Given text:
= = = =

Combustion Pressures (not another head gasket discussion)

[cygnusx1]

Ever since I popped out my first head gasket I have been thinking about combustion pressures. In all my engineering work so far, I have dealt with low pressure systems in manufacturing and processing equipment design. I never really though much about the PSI numbers that were achieved in the combustion chamber other than more boost makes more power. I did some google'ing and discovered that inside the combustion chamber, pressures reach on the order of thousands of PSI and, during detonation, factors of thousands of PSI. Has anyone done a combustion pressure analysis of their engine?

 

http://www.tfxengine.com/

 

Also, how does intake boost translate to combustion pressure. It is definitely NOT a 1:1 correlation. Ultimately, no matter what cam, boost, porting, ignition timing, mixture, or whatever we do to the motor, combustion pressure is what produces the torque on the crankshaft. Maximum combustion pressure is achieved during detonation. To maximize safe torque, an engine should be running as close to detonation as possible, without detonating. The more frequently, or the faster you can create, combustion pressure continuously, the more horsepower you can make.

 

http://www.tfxengine.com/SuperchargedEngineData.html

 

Inside the chamber, the ignition occurs, the pressure is greatest at a singular point for a instantaneous amount of time. Then the pressure propogates from that point and spread out over the area of the piston and chamber. As it spreads it's force over the piston, it is not evenly distributed at first. Little by little it becomes more evenly distributed as the piston begins changing direction from compression stroke to power stroke.

 

Any engine gurus care to elaborate, clarify, correct, contribute to an intelligent discussion?

[Tony D]

What you are talking about is altering the BMEP (Brake Mean Effective Pressure) if you attach a Keniscope (osciliscope tracking a piezio transducer) to the combustion chamber (they make spark plugs for this) you can see a characteristic curve that looks somewhat like a 'flexible egg' that someone stuck their finger into on one side.

 

When you are N/A, the curve on the bottom of the 'egg' dips below zero on the x-axis, when you boost, the whole 'egg' moves up along the y-axis accordingly.

 

Boosting makes the egg 'less poked in' and makes for more effective average pressure on the head of the piston, which you said increases torque. The head gaskets, and the head studs will hold enormous pressures in that nice, steady rise to peak cylinder pressure (which is a ocmbination of the burn, burn rate, and piston position).

 

When you detonate, or run lean even, the burn rate is MUCH faster. Lean burning makes the flame front rise pressure much faster, and to make a poor analogy you get a 'water hammer effect' like when you shut of flowing water---the pressure in a lean burning cylinder rises so fast the strains induced on the joints and gaskets tend to start seeping. If you ever quickly turned on a large refinery pipeline, you see that gaskets that held during slow bleed valve pressurization sometimes weep when rapidly pressurized---this is what affects sealing integrity, and once the process starts it weakens the area so it's prone to do it again.

= = = =

Data provided:
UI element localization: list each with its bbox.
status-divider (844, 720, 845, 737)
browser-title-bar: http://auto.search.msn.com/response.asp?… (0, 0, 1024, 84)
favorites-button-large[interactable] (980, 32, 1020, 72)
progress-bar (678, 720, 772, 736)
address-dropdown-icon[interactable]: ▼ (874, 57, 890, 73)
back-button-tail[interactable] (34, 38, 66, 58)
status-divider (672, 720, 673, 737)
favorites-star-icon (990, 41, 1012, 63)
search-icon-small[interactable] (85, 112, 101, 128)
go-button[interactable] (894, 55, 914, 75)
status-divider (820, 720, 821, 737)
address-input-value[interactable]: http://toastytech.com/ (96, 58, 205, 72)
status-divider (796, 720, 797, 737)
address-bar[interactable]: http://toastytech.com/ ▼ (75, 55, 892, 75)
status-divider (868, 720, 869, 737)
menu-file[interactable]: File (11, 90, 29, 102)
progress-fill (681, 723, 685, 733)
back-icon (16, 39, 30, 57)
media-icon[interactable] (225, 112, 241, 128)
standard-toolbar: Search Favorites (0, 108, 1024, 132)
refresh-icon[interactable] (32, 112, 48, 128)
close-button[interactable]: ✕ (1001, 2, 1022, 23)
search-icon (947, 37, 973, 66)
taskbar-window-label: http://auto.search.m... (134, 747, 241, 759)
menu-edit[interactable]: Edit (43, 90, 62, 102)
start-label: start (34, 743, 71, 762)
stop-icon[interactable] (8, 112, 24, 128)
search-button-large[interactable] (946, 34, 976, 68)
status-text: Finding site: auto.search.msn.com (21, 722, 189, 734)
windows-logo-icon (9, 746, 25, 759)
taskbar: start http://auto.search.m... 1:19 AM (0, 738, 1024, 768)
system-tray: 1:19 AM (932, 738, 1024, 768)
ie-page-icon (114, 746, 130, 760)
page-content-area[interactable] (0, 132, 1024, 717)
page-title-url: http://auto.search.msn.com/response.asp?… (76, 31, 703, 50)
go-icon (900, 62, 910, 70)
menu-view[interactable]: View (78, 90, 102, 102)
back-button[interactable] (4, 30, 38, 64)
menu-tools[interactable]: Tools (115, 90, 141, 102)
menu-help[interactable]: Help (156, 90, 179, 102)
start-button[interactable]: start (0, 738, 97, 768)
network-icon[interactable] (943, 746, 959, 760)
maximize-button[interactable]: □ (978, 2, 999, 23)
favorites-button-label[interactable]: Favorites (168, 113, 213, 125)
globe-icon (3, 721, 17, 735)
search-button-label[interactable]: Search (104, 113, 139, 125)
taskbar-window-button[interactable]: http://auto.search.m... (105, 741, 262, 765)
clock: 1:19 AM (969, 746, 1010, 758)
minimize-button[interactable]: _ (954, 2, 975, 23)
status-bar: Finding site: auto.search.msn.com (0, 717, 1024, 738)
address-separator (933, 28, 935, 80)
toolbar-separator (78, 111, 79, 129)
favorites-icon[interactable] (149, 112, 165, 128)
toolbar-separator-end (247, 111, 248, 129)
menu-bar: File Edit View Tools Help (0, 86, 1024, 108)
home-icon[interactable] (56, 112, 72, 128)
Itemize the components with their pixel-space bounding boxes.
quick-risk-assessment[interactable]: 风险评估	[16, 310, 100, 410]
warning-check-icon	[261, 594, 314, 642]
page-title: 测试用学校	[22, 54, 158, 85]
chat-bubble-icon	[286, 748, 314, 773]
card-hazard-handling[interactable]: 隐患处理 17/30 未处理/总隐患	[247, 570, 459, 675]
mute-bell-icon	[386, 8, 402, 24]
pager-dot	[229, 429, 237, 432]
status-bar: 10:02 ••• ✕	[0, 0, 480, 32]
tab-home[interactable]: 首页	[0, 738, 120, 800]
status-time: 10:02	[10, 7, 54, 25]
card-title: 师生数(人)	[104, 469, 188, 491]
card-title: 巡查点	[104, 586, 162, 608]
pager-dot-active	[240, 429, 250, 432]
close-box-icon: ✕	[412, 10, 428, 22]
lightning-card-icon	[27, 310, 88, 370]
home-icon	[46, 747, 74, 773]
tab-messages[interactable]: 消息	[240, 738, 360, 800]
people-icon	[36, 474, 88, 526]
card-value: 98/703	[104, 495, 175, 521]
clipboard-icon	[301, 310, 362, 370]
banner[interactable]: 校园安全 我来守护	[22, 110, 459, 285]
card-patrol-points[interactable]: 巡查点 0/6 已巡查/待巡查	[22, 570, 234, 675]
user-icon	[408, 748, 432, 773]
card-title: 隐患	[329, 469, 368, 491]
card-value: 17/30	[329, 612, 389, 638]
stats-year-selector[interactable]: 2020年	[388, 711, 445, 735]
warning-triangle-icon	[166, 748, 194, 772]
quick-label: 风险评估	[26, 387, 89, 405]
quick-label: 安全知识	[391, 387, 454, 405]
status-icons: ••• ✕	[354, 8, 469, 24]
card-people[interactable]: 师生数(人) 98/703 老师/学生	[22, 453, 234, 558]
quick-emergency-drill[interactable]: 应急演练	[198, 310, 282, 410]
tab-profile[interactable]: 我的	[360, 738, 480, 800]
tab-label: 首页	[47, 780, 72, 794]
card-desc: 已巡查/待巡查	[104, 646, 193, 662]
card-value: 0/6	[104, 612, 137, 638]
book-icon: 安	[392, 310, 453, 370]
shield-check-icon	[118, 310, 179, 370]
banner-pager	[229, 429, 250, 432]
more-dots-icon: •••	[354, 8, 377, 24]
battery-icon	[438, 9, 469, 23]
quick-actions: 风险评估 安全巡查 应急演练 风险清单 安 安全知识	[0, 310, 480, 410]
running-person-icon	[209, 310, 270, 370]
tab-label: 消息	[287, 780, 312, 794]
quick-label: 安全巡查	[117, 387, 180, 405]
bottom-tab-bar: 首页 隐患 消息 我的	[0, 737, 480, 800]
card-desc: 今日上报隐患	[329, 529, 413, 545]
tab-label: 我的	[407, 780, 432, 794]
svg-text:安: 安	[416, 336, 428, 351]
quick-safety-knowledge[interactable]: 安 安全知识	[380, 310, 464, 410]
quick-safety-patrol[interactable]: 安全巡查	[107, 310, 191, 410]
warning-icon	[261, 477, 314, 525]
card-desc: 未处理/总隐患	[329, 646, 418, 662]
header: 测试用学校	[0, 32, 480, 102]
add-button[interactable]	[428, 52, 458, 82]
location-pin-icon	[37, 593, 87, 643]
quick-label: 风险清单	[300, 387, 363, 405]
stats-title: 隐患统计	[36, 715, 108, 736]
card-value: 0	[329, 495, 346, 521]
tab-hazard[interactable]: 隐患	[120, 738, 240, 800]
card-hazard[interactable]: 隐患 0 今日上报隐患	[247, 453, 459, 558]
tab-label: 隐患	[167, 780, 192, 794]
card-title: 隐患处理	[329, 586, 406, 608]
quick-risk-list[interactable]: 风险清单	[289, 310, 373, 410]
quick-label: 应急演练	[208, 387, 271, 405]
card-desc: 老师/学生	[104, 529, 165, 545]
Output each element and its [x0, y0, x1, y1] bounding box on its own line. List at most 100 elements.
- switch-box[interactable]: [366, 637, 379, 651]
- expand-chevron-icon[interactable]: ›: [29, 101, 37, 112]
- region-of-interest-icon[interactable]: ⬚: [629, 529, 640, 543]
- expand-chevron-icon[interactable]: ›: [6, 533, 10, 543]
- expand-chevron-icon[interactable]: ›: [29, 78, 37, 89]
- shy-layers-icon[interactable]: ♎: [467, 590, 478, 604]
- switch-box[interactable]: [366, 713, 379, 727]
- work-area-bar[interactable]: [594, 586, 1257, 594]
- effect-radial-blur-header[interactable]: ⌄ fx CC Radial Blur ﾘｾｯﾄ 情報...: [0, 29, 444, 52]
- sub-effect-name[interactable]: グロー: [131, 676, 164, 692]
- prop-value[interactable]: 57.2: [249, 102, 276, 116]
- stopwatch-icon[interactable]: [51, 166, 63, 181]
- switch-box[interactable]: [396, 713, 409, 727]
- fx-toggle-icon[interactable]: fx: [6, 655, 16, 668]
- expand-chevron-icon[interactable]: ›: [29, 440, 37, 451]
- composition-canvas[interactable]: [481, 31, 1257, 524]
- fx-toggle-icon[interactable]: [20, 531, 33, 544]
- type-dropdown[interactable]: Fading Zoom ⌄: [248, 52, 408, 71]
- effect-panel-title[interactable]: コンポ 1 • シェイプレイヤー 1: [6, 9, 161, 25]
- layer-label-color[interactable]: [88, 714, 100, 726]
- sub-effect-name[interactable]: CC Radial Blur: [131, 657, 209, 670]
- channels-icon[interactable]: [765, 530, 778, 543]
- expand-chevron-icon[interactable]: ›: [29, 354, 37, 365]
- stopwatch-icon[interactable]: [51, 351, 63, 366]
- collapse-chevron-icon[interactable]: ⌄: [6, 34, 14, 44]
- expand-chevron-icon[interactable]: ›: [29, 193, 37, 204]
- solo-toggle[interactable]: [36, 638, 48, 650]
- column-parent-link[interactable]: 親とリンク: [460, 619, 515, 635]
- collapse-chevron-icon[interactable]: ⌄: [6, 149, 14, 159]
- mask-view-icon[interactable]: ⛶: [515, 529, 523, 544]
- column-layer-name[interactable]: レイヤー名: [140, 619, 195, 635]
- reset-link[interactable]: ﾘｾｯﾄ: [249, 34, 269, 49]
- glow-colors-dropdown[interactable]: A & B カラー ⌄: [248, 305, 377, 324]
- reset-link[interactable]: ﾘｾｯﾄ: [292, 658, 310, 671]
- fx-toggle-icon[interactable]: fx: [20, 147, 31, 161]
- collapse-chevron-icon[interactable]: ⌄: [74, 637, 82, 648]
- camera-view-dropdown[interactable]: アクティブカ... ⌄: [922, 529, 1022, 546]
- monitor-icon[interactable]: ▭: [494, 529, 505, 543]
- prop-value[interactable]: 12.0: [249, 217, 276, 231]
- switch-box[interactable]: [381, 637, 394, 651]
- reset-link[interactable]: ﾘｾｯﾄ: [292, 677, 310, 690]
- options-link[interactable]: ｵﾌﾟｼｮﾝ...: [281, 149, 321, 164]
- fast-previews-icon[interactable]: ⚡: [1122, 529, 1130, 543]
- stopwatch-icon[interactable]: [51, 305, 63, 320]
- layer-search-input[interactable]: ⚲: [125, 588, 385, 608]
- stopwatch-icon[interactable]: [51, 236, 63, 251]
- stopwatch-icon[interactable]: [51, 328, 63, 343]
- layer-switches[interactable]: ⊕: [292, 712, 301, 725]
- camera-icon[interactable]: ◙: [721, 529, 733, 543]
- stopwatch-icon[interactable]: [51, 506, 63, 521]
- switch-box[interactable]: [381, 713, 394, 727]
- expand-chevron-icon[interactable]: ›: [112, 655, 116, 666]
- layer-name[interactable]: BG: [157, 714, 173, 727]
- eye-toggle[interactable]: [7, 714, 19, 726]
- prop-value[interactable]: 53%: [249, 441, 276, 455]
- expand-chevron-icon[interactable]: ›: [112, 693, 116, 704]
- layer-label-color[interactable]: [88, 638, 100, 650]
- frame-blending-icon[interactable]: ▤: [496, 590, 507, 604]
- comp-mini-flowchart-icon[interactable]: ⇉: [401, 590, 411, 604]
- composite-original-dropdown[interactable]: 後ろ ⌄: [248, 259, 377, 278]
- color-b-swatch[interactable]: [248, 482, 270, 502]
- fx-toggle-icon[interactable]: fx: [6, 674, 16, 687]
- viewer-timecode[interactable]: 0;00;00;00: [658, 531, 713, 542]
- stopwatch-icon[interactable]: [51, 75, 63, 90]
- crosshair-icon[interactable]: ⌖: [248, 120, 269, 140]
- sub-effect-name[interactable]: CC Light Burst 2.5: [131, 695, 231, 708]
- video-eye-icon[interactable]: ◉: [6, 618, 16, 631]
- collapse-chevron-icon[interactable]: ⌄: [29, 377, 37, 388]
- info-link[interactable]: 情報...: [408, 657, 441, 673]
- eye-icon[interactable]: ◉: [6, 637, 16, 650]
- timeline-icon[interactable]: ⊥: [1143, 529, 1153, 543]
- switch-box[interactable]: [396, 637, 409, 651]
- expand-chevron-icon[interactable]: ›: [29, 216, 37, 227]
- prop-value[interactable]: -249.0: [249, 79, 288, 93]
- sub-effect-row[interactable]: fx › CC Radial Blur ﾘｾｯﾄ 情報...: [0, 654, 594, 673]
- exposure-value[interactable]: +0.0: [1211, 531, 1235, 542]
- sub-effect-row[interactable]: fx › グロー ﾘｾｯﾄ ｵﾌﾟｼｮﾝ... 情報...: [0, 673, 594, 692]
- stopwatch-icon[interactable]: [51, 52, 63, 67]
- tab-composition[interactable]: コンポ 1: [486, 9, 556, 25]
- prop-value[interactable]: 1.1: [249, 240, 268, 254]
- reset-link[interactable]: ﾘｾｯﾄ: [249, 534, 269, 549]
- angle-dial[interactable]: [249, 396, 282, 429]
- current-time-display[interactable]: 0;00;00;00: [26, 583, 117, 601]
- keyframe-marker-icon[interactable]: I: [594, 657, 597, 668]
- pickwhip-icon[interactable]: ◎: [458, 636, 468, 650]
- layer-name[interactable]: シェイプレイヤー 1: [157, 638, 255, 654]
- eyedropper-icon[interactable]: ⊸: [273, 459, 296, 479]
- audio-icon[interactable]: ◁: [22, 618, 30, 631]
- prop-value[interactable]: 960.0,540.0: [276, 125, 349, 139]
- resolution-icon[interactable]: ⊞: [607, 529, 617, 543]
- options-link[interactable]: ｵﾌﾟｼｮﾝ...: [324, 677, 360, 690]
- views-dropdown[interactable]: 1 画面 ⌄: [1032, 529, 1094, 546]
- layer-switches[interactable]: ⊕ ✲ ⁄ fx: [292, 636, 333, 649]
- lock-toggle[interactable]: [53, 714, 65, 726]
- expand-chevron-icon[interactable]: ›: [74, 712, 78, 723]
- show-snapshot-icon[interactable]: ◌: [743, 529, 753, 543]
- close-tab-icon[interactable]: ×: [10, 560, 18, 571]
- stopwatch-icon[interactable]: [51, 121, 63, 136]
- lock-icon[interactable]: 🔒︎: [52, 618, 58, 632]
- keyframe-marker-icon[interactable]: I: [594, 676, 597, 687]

= = = =

Objectives:
[1] Answer these questions from the combustion pressure thread.
(a) What kind of systems has the first poster's engineering work dealt with so far?
(b) What does BMEP stand for?
(c) When the engine is boosted, what happens to the whole 'egg' curve?
[2] Reproduce the combustion pressure thread word for word, from "What you are" up to and including "and piston position).".

Answers for the exercise:
[1]
(a) Low pressure systems in manufacturing and processing equipment design.
(b) Brake Mean Effective Pressure.
(c) It moves up along the y-axis accordingly.

[2]
What you are talking about is altering the BMEP (Brake Mean Effective Pressure) if you attach a Keniscope (osciliscope tracking a piezio transducer) to the combustion chamber (they make spark plugs for this) you can see a characteristic curve that looks somewhat like a 'flexible egg' that someone stuck their finger into on one side.

 

When you are N/A, the curve on the bottom of the 'egg' dips below zero on the x-axis, when you boost, the whole 'egg' moves up along the y-axis accordingly.

 

Boosting makes the egg 'less poked in' and makes for more effective average pressure on the head of the piston, which you said increases torque. The head gaskets, and the head studs will hold enormous pressures in that nice, steady rise to peak cylinder pressure (which is a ocmbination of the burn, burn rate, and piston position).